▶ [The request]: Do not copy the pictures; transcribe all other material exactly.
— START OF Records for the exercise —
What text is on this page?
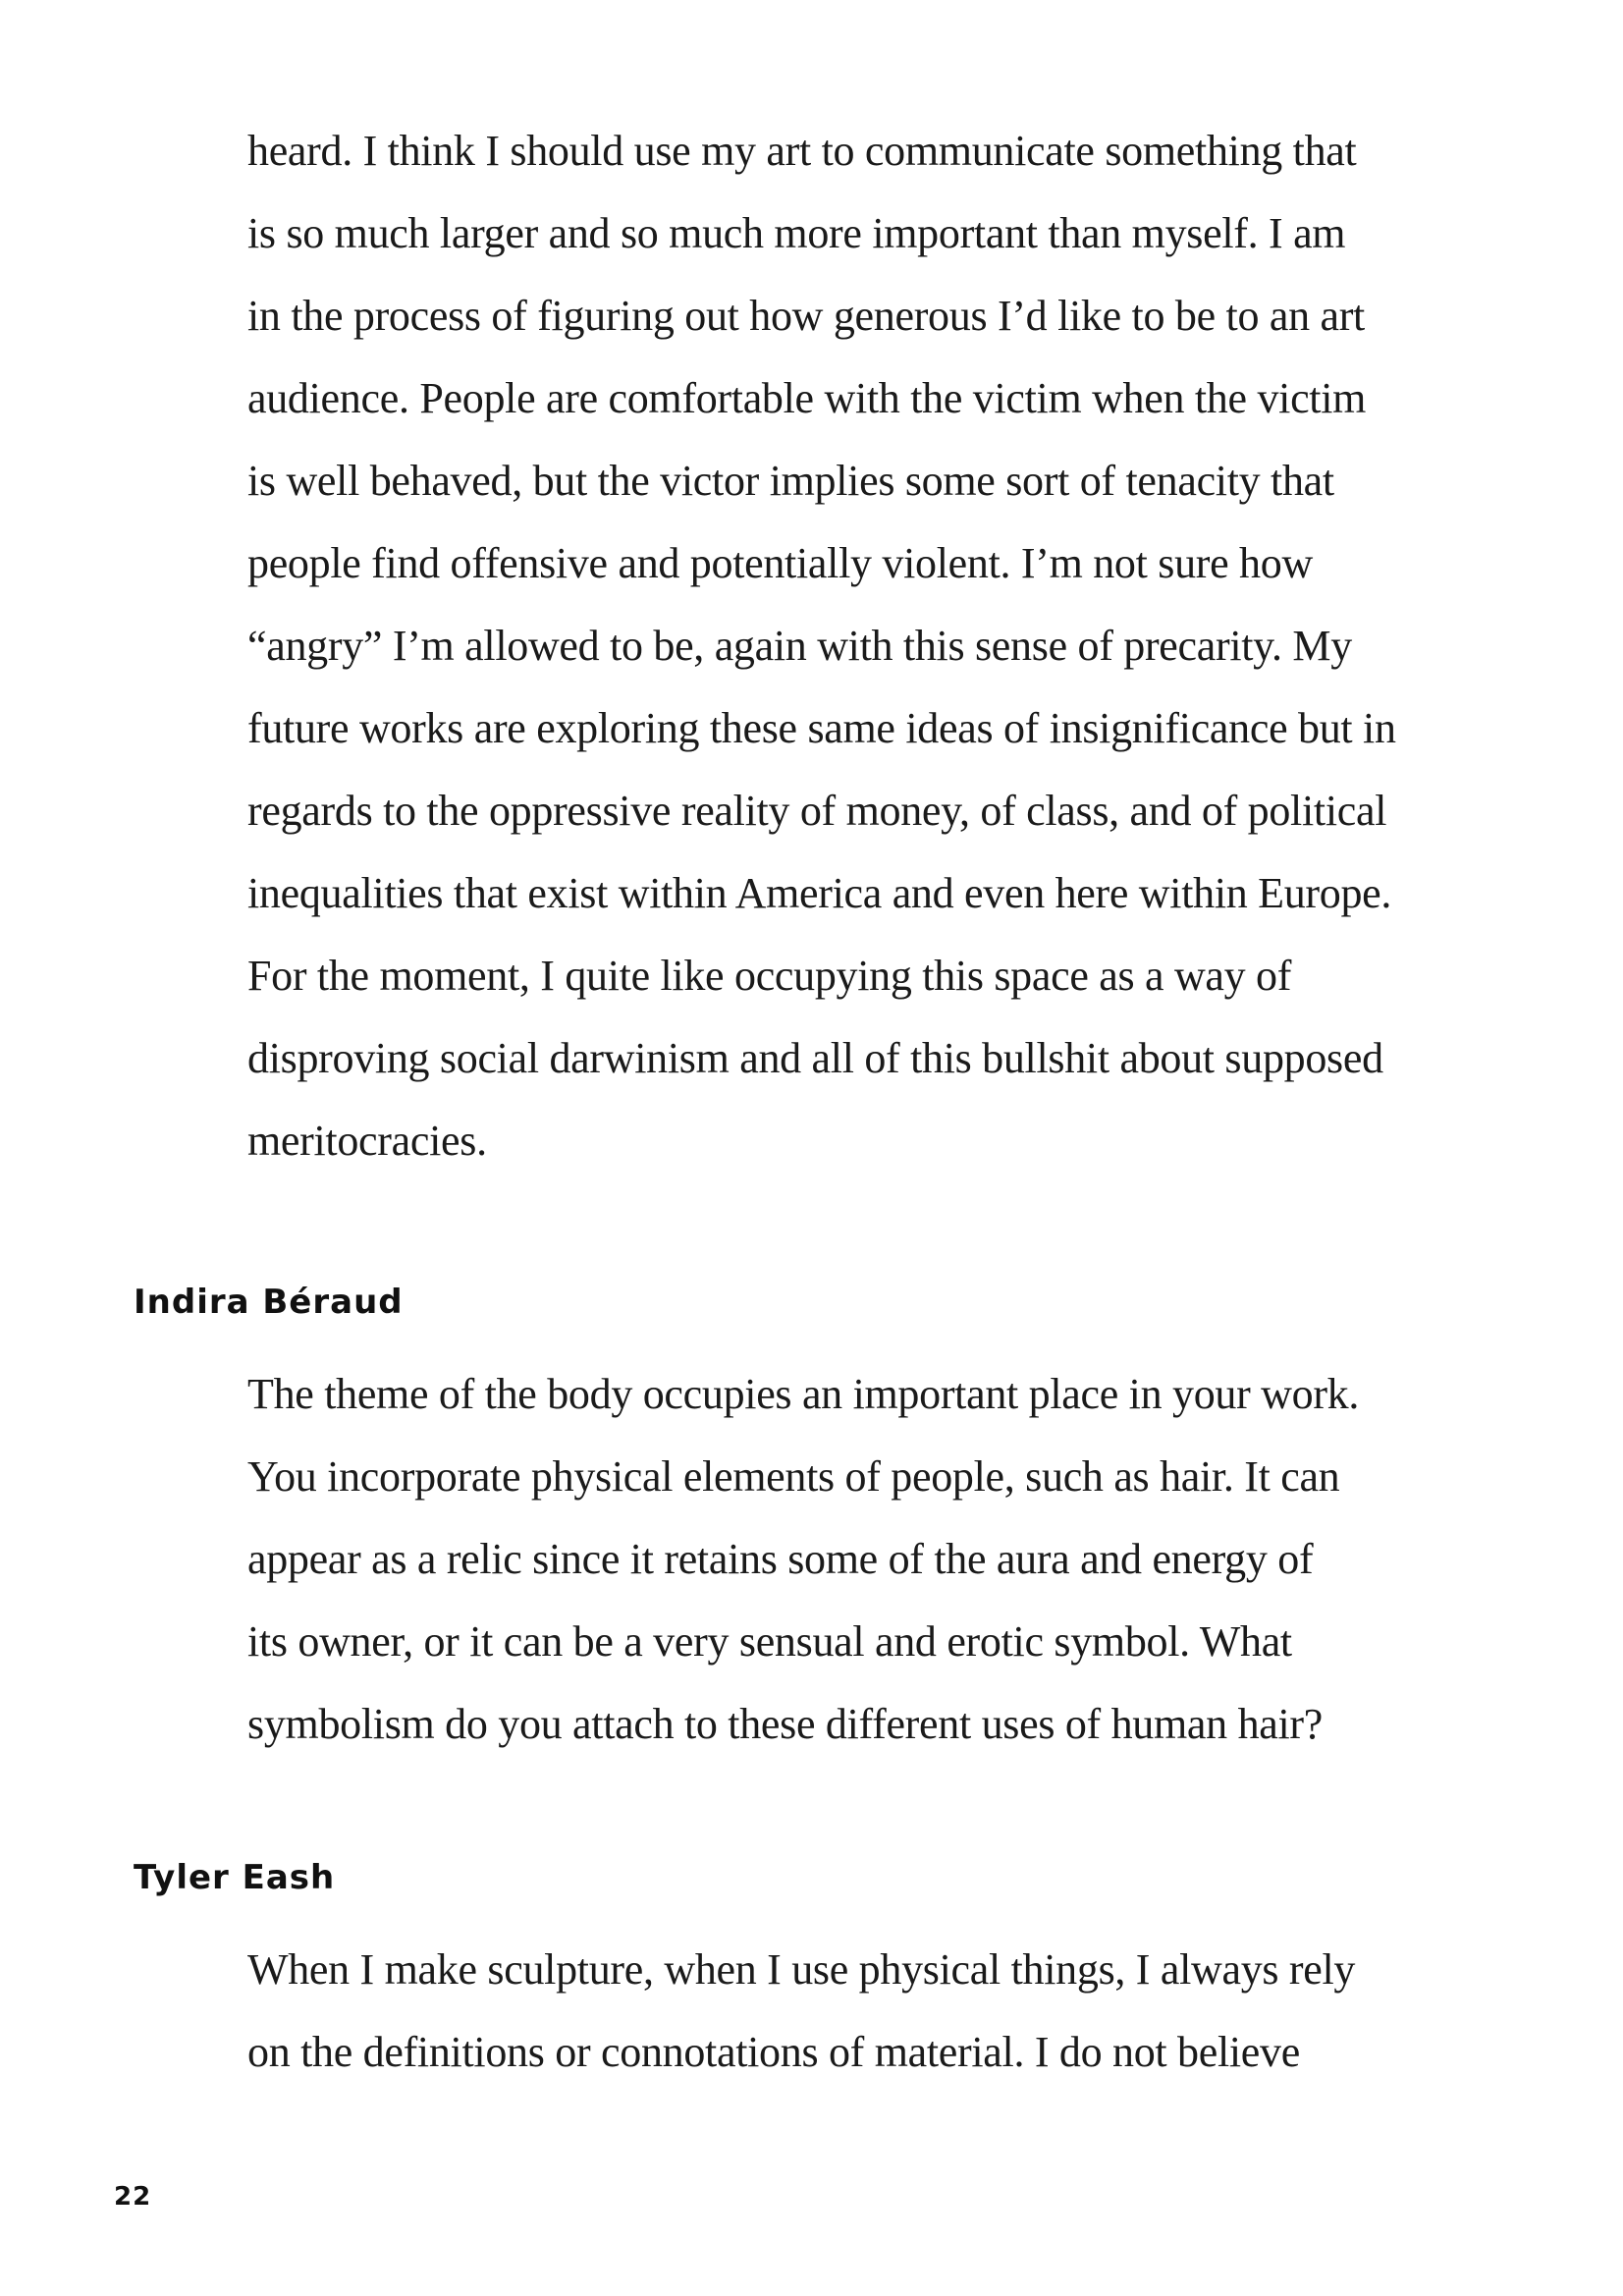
heard. I think I should use my art to communicate something that
is so much larger and so much more important than myself. I am
in the process of figuring out how generous I’d like to be to an art
audience. People are comfortable with the victim when the victim
is well behaved, but the victor implies some sort of tenacity that
people find offensive and potentially violent. I’m not sure how
“angry” I’m allowed to be, again with this sense of precarity. My
future works are exploring these same ideas of insignificance but in
regards to the oppressive reality of money, of class, and of political
inequalities that exist within America and even here within Europe.
For the moment, I quite like occupying this space as a way of
disproving social darwinism and all of this bullshit about supposed
meritocracies.
Indira Béraud
The theme of the body occupies an important place in your work.
You incorporate physical elements of people, such as hair. It can
appear as a relic since it retains some of the aura and energy of
its owner, or it can be a very sensual and erotic symbol. What
symbolism do you attach to these different uses of human hair?
Tyler Eash
When I make sculpture, when I use physical things, I always rely
on the definitions or connotations of material. I do not believe
22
— END OF Records for the exercise —
▶ [The solution]:
What text is on this page?
heard. I think I should use my art to communicate something that
is so much larger and so much more important than myself. I am
in the process of figuring out how generous I’d like to be to an art
audience. People are comfortable with the victim when the victim
is well behaved, but the victor implies some sort of tenacity that
people find offensive and potentially violent. I’m not sure how
“angry” I’m allowed to be, again with this sense of precarity. My
future works are exploring these same ideas of insignificance but in
regards to the oppressive reality of money, of class, and of political
inequalities that exist within America and even here within Europe.
For the moment, I quite like occupying this space as a way of
disproving social darwinism and all of this bullshit about supposed
meritocracies.
Indira Béraud
The theme of the body occupies an important place in your work.
You incorporate physical elements of people, such as hair. It can
appear as a relic since it retains some of the aura and energy of
its owner, or it can be a very sensual and erotic symbol. What
symbolism do you attach to these different uses of human hair?
Tyler Eash
When I make sculpture, when I use physical things, I always rely
on the definitions or connotations of material. I do not believe
22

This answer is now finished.